*Short task A:* From the wavelet transform thread, write out the passage from "Or a set of" to "bit of research...".
*Short task B:*
Answer these from the wavelet transform thread:
(i) On what date was the quoted message sent?
(ii) How does the reply define L2(R)?
(iii) In the comparison with Fourier theory, what is named as the parameter?
*Short task C:* Render this sentence from the wavelet transform thread in Spanish: "Compare Fourier theory: frequency is the parameter and the complex sinusoids do form an (orthonormal) basis of L2(R)."

======== Reading text ========

Martin,
Thank you for jumping in.
On 22 Aug 2008 19:46:17 GMT, Martin Eisenberg <martin.eisenberg@[EMAIL PROTECTED]
>
wrote:
> Fr**** McKenney wrote:
>
>> CWT(psi, f, tau, s) = (1/sqrt(abs(s))) *
>> Integral(-inf,+inf, du,
>> ( f(u) * Conjugate( psi( (u-tau)/s ) ) ) )
>
>> First question: The CWT for any specific value of "s", that is,
>> for any single "horizontal" evaluation, this formula looks a lot
>> like the formula for a cross-correlation between f() and psi().
>> If so, this would mean that the CWT could be described in terms
>> of multiple cross-correlations between a given signal and one's
>> chosen "mother" wavelet.
>
> Like any integral transform, this is basically linear algebra. The
> class of functions f whose CWT converges ...
(Easy for _you_ to say that. <grin!>)
Forgive me for breaking this apart, but I'm not at a point where I
can absorb it as a single "chunk". (Somewhere the spirit of Bill
Smith is waggling a finger at me and reminding me that I should have
paid more attention in class. Sorry, Bill. <grin!>)
As I've wandered among various descriptions of the CWT I've seen
much concern about psi() converging, and the integral of f()*psi()
converging, but none about whether one might have to deal with an
f() such that the CWT of f() didn't converge for _any_ psi(). Are
there such? Or am I reading too much into this wording? (Ignorance
provides a solid basis for paranoia; it's not clear whether it is
also orthogonal. <grin!>)
> ... is a vector space, and you
> project (inner product) f onto each of a one-parameter set B of
> vectors. That parameter is s; and psi is supposed to make B a basis
> for functions f.
As in: B = { b(s) } for s in (-inf,+inf) ?
Or a set of bases B(s) = { b(s,huh?) } ?
I'm not trying to be picky; It's just that it has been a while since
I worked with those particular terms, and I want to make sure I'm
not misunderstanding what you're saying. If I have, the fault is
likely mine.
> Compare Fourier theory: frequency is the parameter and the complex
> sinusoids do form an (orthonormal) basis of L2(R).
Pause for a bit of research...
L2(R): the set of functions which are square-integrable over R.
"Functions which, when multiplied by themselves and summed up, don't
explode in your face." Or, less formally, "stuff whose effects have
limits".
Hm? I thought the whole point of Fourier theory was to deal with
periodic -- a.k.a. infinite -- functions. Which was why one needed
sinusoids (also infinite) as bases. Sorry, I must have dropped
something in here somewhere.

======== Dataset entries ========

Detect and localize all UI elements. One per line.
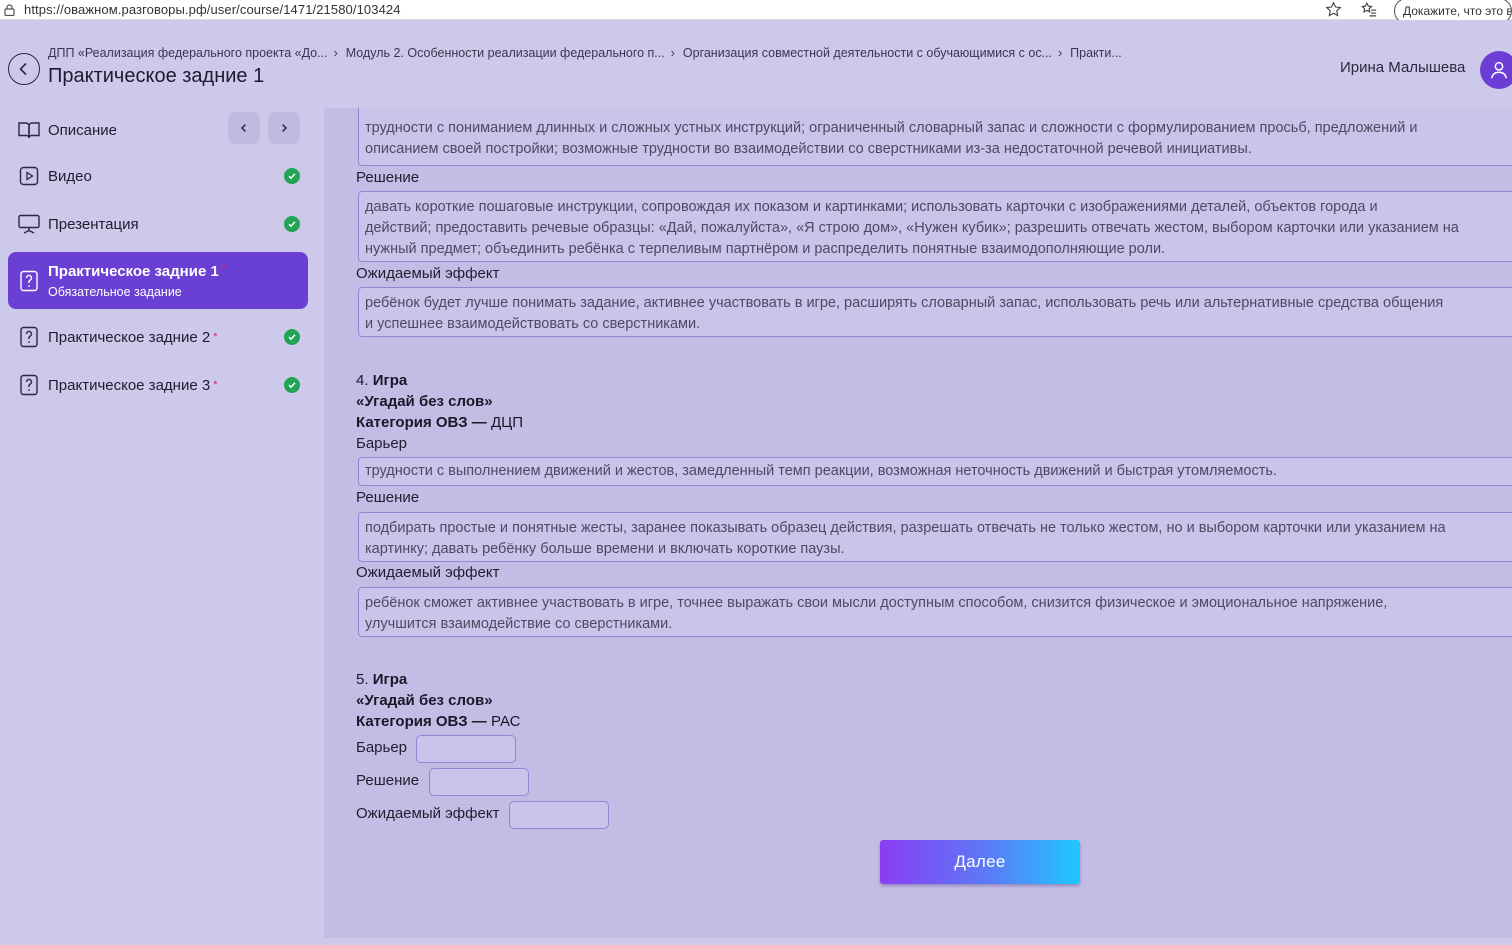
field-text-line: и успешнее взаимодействовать со сверстни… bbox=[365, 316, 701, 332]
next-nav-button[interactable] bbox=[268, 112, 300, 144]
breadcrumb: ДПП «Реализация федерального проекта «До… bbox=[48, 46, 1122, 60]
effect-field[interactable]: ребёнок будет лучше понимать задание, ак… bbox=[358, 287, 1512, 337]
sidebar-item-label: Практическое задние 1 bbox=[48, 262, 219, 280]
solution-label: Решение bbox=[356, 489, 420, 506]
breadcrumb-item[interactable]: ДПП «Реализация федерального проекта «До… bbox=[48, 46, 328, 60]
effect-input[interactable] bbox=[509, 801, 609, 829]
effect-label: Ожидаемый эффект bbox=[356, 805, 500, 822]
item-heading: 4. Игра bbox=[356, 372, 407, 389]
item-name: «Угадай без слов» bbox=[356, 692, 493, 709]
avatar[interactable] bbox=[1480, 51, 1512, 89]
barrier-field[interactable]: трудности с пониманием длинных и сложных… bbox=[358, 108, 1512, 166]
field-text-line: картинку; давать ребёнку больше времени … bbox=[365, 541, 845, 557]
sidebar-item-label: Описание bbox=[48, 121, 118, 139]
url-text[interactable]: https://оважном.разговоры.рф/user/course… bbox=[24, 2, 1322, 17]
sidebar-item-task-2[interactable]: Практическое задние 2 * bbox=[8, 315, 308, 359]
barrier-label: Барьер bbox=[356, 435, 408, 452]
video-icon bbox=[17, 164, 41, 188]
lock-icon bbox=[2, 3, 16, 17]
sidebar-item-presentation[interactable]: Презентация bbox=[8, 202, 308, 246]
required-mark: * bbox=[213, 379, 218, 391]
chevron-left-icon bbox=[240, 123, 247, 133]
required-mark: * bbox=[213, 331, 218, 343]
next-button[interactable]: Далее bbox=[880, 840, 1080, 884]
breadcrumb-item[interactable]: Модуль 2. Особенности реализации федерал… bbox=[346, 46, 665, 60]
item-game: Игра bbox=[372, 671, 408, 688]
field-text-line: улучшится взаимодействие со сверстниками… bbox=[365, 616, 673, 632]
effect-field[interactable]: ребёнок сможет активнее участвовать в иг… bbox=[358, 587, 1512, 637]
book-icon bbox=[17, 118, 41, 142]
solution-field[interactable]: подбирать простые и понятные жесты, зара… bbox=[358, 512, 1512, 562]
field-text-line: действий; предоставить речевые образцы: … bbox=[365, 220, 1459, 236]
solution-label: Решение bbox=[356, 169, 420, 186]
browser-address-bar: https://оважном.разговоры.рф/user/course… bbox=[0, 0, 1512, 24]
item-game: Игра bbox=[372, 372, 408, 389]
prev-button[interactable] bbox=[228, 112, 260, 144]
field-text-line: ребёнок будет лучше понимать задание, ак… bbox=[365, 295, 1444, 311]
field-text-line: описанием своей постройки; возможные тру… bbox=[365, 141, 1252, 157]
solution-label: Решение bbox=[356, 772, 420, 789]
barrier-field[interactable]: трудности с выполнением движений и жесто… bbox=[358, 457, 1512, 486]
sidebar-item-video[interactable]: Видео bbox=[8, 154, 308, 198]
field-text-line: нужный предмет; объединить ребёнка с тер… bbox=[365, 241, 1166, 257]
check-icon bbox=[284, 216, 300, 232]
user-name[interactable]: Ирина Малышева bbox=[1340, 59, 1465, 76]
required-mark: * bbox=[221, 262, 227, 275]
sidebar-item-label: Видео bbox=[48, 167, 92, 185]
sidebar-item-task-3[interactable]: Практическое задние 3 * bbox=[8, 363, 308, 407]
page-title: Практическое задние 1 bbox=[48, 65, 265, 87]
item-number: 4. bbox=[356, 372, 369, 389]
solution-input[interactable] bbox=[429, 768, 529, 796]
question-doc-icon bbox=[17, 373, 41, 397]
barrier-label: Барьер bbox=[356, 739, 408, 756]
item-heading: 5. Игра bbox=[356, 671, 407, 688]
sidebar-item-sublabel: Обязательное задание bbox=[48, 284, 182, 299]
question-doc-icon bbox=[17, 269, 41, 293]
back-button[interactable] bbox=[8, 53, 40, 85]
field-text-line: подбирать простые и понятные жесты, зара… bbox=[365, 520, 1446, 536]
bottom-strip bbox=[0, 938, 1512, 945]
breadcrumb-item[interactable]: Практи... bbox=[1070, 46, 1122, 60]
effect-label: Ожидаемый эффект bbox=[356, 564, 500, 581]
sidebar-item-label: Практическое задние 2 bbox=[48, 328, 211, 346]
chevron-right-icon bbox=[281, 123, 288, 133]
sidebar-item-description[interactable]: Описание bbox=[8, 108, 308, 152]
chevron-right-icon: › bbox=[333, 46, 338, 60]
sidebar-item-label: Презентация bbox=[48, 215, 139, 233]
item-number: 5. bbox=[356, 671, 369, 688]
chevron-right-icon: › bbox=[670, 46, 675, 60]
check-icon bbox=[284, 329, 300, 345]
field-text-line: ребёнок сможет активнее участвовать в иг… bbox=[365, 595, 1388, 611]
field-text-line: трудности с пониманием длинных и сложных… bbox=[365, 120, 1418, 136]
item-category: Категория ОВЗ — РАС bbox=[356, 713, 521, 730]
chevron-left-icon bbox=[19, 62, 27, 76]
sidebar: Описание Видео Презентация Практическое … bbox=[0, 108, 316, 945]
chevron-right-icon: › bbox=[1057, 46, 1063, 60]
presentation-icon bbox=[17, 212, 41, 236]
breadcrumb-item[interactable]: Организация совместной деятельности с об… bbox=[683, 46, 1052, 60]
item-category: Категория ОВЗ — ДЦП bbox=[356, 414, 523, 431]
item-name: «Угадай без слов» bbox=[356, 393, 493, 410]
check-icon bbox=[284, 168, 300, 184]
question-doc-icon bbox=[17, 325, 41, 349]
check-icon bbox=[284, 377, 300, 393]
sidebar-item-task-1[interactable]: Практическое задние 1 * Обязательное зада… bbox=[8, 252, 308, 309]
user-icon bbox=[1490, 61, 1508, 79]
sidebar-item-label: Практическое задние 3 bbox=[48, 376, 211, 394]
star-icon[interactable] bbox=[1322, 1, 1344, 19]
effect-label: Ожидаемый эффект bbox=[356, 265, 500, 282]
solution-field[interactable]: давать короткие пошаговые инструкции, со… bbox=[358, 191, 1512, 262]
barrier-input[interactable] bbox=[416, 735, 516, 763]
task-content: трудности с пониманием длинных и сложных… bbox=[324, 108, 1512, 938]
page-header: ДПП «Реализация федерального проекта «До… bbox=[0, 20, 1512, 108]
favorites-list-icon[interactable] bbox=[1358, 1, 1380, 19]
field-text-line: давать короткие пошаговые инструкции, со… bbox=[365, 199, 1378, 215]
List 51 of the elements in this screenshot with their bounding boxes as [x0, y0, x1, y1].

========

*Problem solution A:*
Or a set of bases B(s) = { b(s,huh?) } ?
I'm not trying to be picky; It's just that it has been a while since
I worked with those particular terms, and I want to make sure I'm
not misunderstanding what you're saying. If I have, the fault is
likely mine.
> Compare Fourier theory: frequency is the parameter and the complex
> sinusoids do form an (orthonormal) basis of L2(R).
Pause for a bit of research...

*Problem solution B:*
(i) 22 Aug 2008
(ii) The set of functions which are square-integrable over R
(iii) Frequency

*Problem solution C:* Compárese con la teoría de Fourier: la frecuencia es el parámetro y las sinusoides complejas sí forman una base (ortonormal) de L2(R).